■ **WRITTEN EXERCISE**
Copy each line of the data below exactly, leaving out pictures.
--- BEGIN ---
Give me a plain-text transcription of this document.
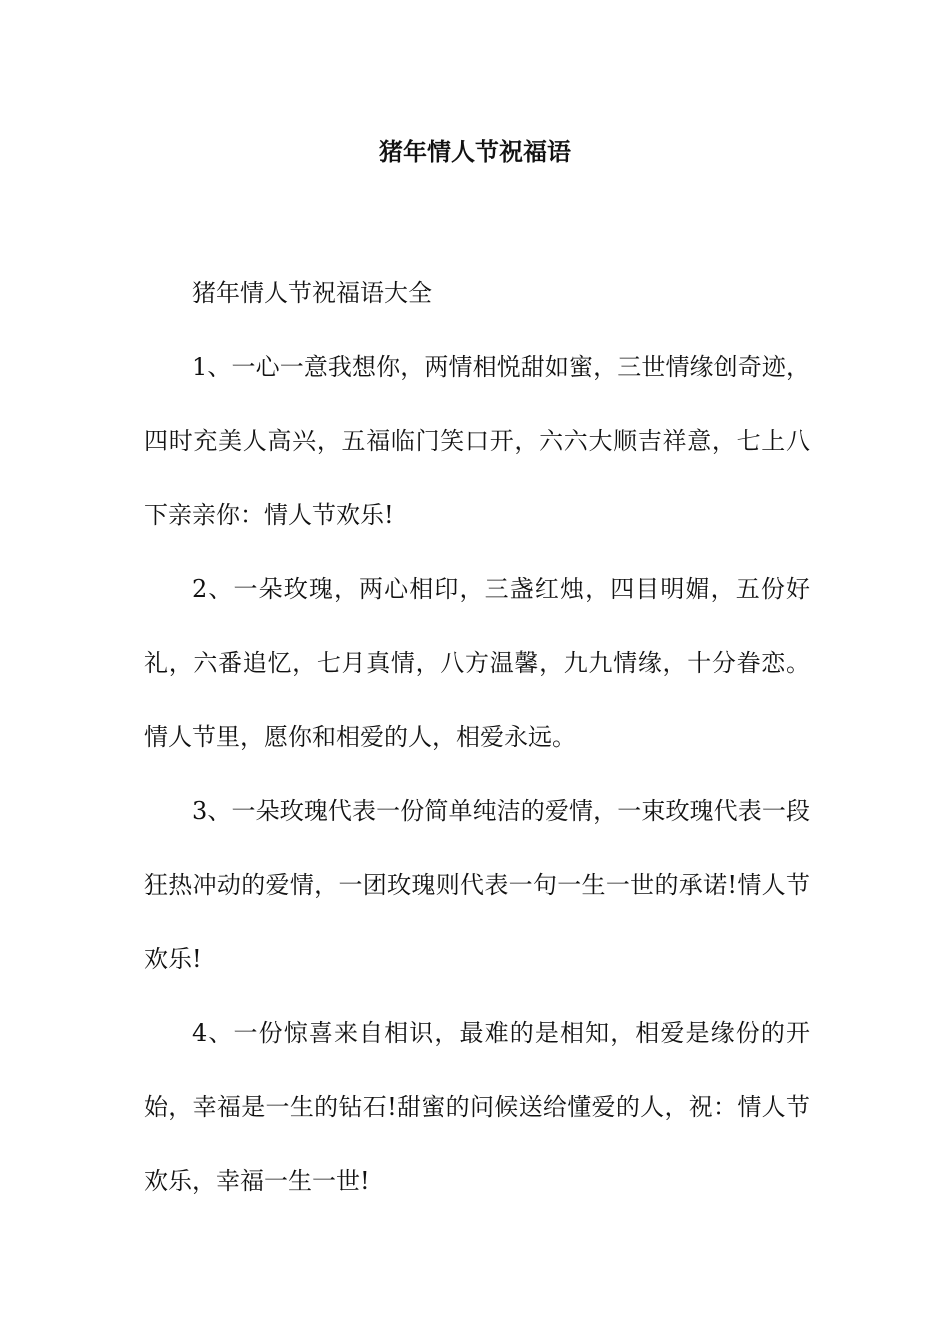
猪年情人节祝福语

猪年情人节祝福语大全

1、一心一意我想你，两情相悦甜如蜜，三世情缘创奇迹，四时充美人高兴，五福临门笑口开，六六大顺吉祥意，七上八下亲亲你：情人节欢乐!

2、一朵玫瑰，两心相印，三盏红烛，四目明媚，五份好礼，六番追忆，七月真情，八方温馨，九九情缘，十分眷恋。情人节里，愿你和相爱的人，相爱永远。

3、一朵玫瑰代表一份简单纯洁的爱情，一束玫瑰代表一段狂热冲动的爱情，一团玫瑰则代表一句一生一世的承诺!情人节欢乐!

4、一份惊喜来自相识，最难的是相知，相爱是缘份的开始，幸福是一生的钻石!甜蜜的问候送给懂爱的人，祝：情人节欢乐，幸福一生一世!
--- END ---
■ **THE RESPONSE**
Give me a plain-text transcription of this document.
猪年情人节祝福语

猪年情人节祝福语大全

1、一心一意我想你，两情相悦甜如蜜，三世情缘创奇迹，四时充美人高兴，五福临门笑口开，六六大顺吉祥意，七上八下亲亲你：情人节欢乐!

2、一朵玫瑰，两心相印，三盏红烛，四目明媚，五份好礼，六番追忆，七月真情，八方温馨，九九情缘，十分眷恋。情人节里，愿你和相爱的人，相爱永远。

3、一朵玫瑰代表一份简单纯洁的爱情，一束玫瑰代表一段狂热冲动的爱情，一团玫瑰则代表一句一生一世的承诺!情人节欢乐!

4、一份惊喜来自相识，最难的是相知，相爱是缘份的开始，幸福是一生的钻石!甜蜜的问候送给懂爱的人，祝：情人节欢乐，幸福一生一世!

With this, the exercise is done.